Objectifs —
1. Reproduisez, dans le texte sur le diocèse d'Angoulême, tout ce qui va de « À la veille » jusqu'à « 8 mars 1791. ».
2. Selon le texte sur le diocèse d'Angoulême, combien de paroisses le diocèse compte-t-il à la veille de la Révolution ?
3. Reprenez le texte sur le diocèse d'Angoulême sous la Révolution et poursuivez-le à partir de sa dernière phrase.

Passage extrait —
================
À la veille de la Révolution, le diocèse compte 17 archiprêtrés regroupant 205 paroisses. S'y ajoutent différents chapitres, abbayes et couvents[5].
La Révolution, période de bouleversements
Son successeur, Philippe-François d'Albignac de Castelnau est consacré le 18 juillet 1784, et doit faire face aux événements de la Révolution. Relativement à la réunion des États Généraux du 5 mai 1789 à Versailles, il réunit en mars le clergé sous sa présidence à a cathédrale d'Angoulême. L'évêque s'opposa au vote par tête, ainsi qu'à la constitution civile du clergé, impliquant sa renonciation au titre d'évêque d'Angoulême. Les autorités civiles lui choisirent un remplaçant en la personne de Pierre-Mathieu Joubert, qui le remplaça le 8 mars 1791.
La Révolution a beaucoup fait évoluer le territoire diocésain. En effet, alors qu'il ne comptait auparavant que 205 paroisses, sa surface est doublée, afin de faire correspondre l'étendue administrative du diocèse avec l'administration du département. Les hommes et les femmes qui ont prononcé des vœux doivent prêter serment à la constitution civile du clergé. Comme dans d'autres départements, ceux qui refusent sont enfermés ou déportés. D'autres émigrent[6].
================
Segment de données —

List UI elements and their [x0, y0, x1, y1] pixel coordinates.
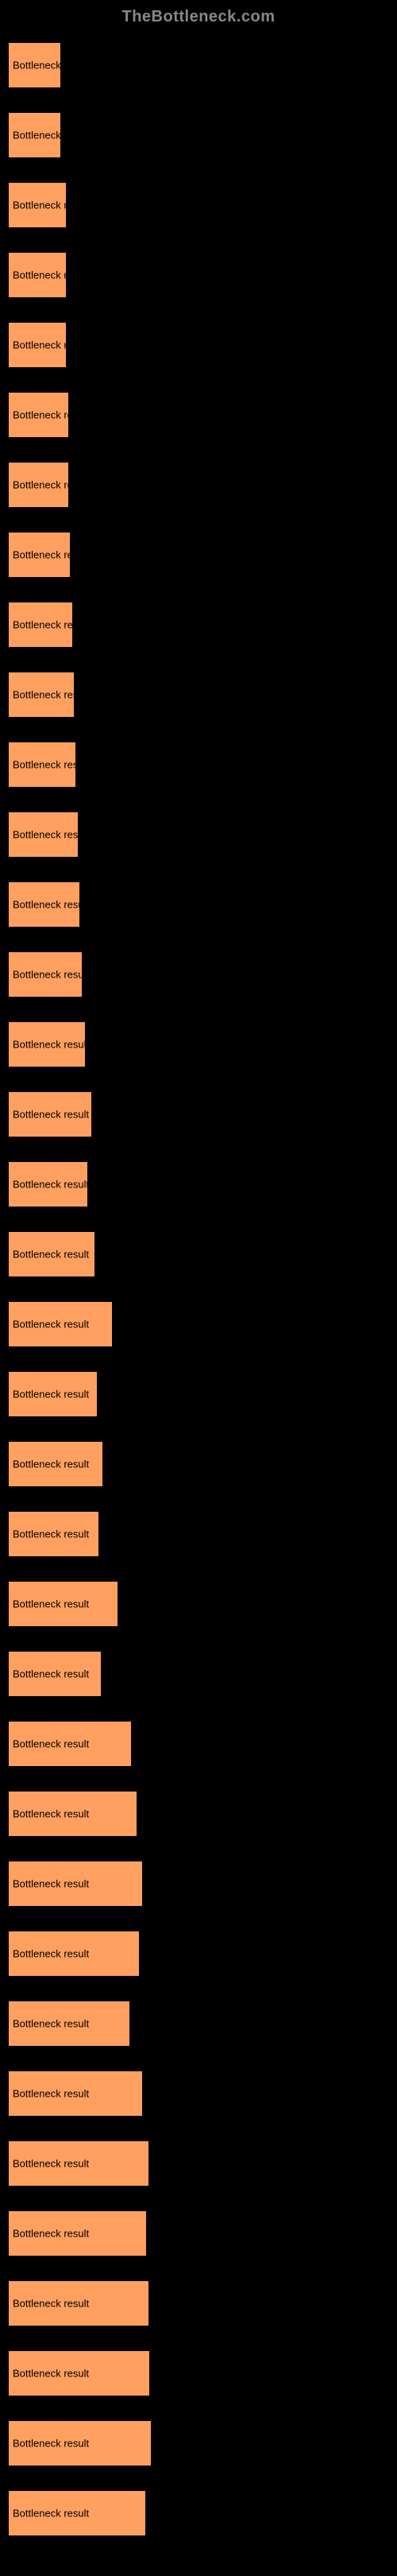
================
Réponses attendues —
1.
À la veille de la Révolution, le diocèse compte 17 archiprêtrés regroupant 205 paroisses. S'y ajoutent différents chapitres, abbayes et couvents[5].
La Révolution, période de bouleversements
Son successeur, Philippe-François d'Albignac de Castelnau est consacré le 18 juillet 1784, et doit faire face aux événements de la Révolution. Relativement à la réunion des États Généraux du 5 mai 1789 à Versailles, il réunit en mars le clergé sous sa présidence à a cathédrale d'Angoulême. L'évêque s'opposa au vote par tête, ainsi qu'à la constitution civile du clergé, impliquant sa renonciation au titre d'évêque d'Angoulême. Les autorités civiles lui choisirent un remplaçant en la personne de Pierre-Mathieu Joubert, qui le remplaça le 8 mars 1791.

2. Il compte 205 paroisses.

3.
Lors de la réorganisation territoriale des diocèses à la Révolution Française, ont été agrégées au diocèse d'Angoulême 44 paroisses du diocèse de Limoges, 38 de celui de Périgueux, 68 de celui de Poitiers et plus de 100 de l’ancien diocèse de Saintes. Mais celle-ci a pour conséquence aussi de transformer la cathédrale en temple de la raison à partir de 1793 : des « Fêtes de la Raison » y sont organisés le 10 frimaire an II du fait de la « déchristianisation » amorcée par le gouvernement révolutionnaire. L'évêque Pierre-Mathieu Joubert se sécularise, le culte ayant été aboli. Le diocèse ne connaît pas d'évêque jusqu'en 1802.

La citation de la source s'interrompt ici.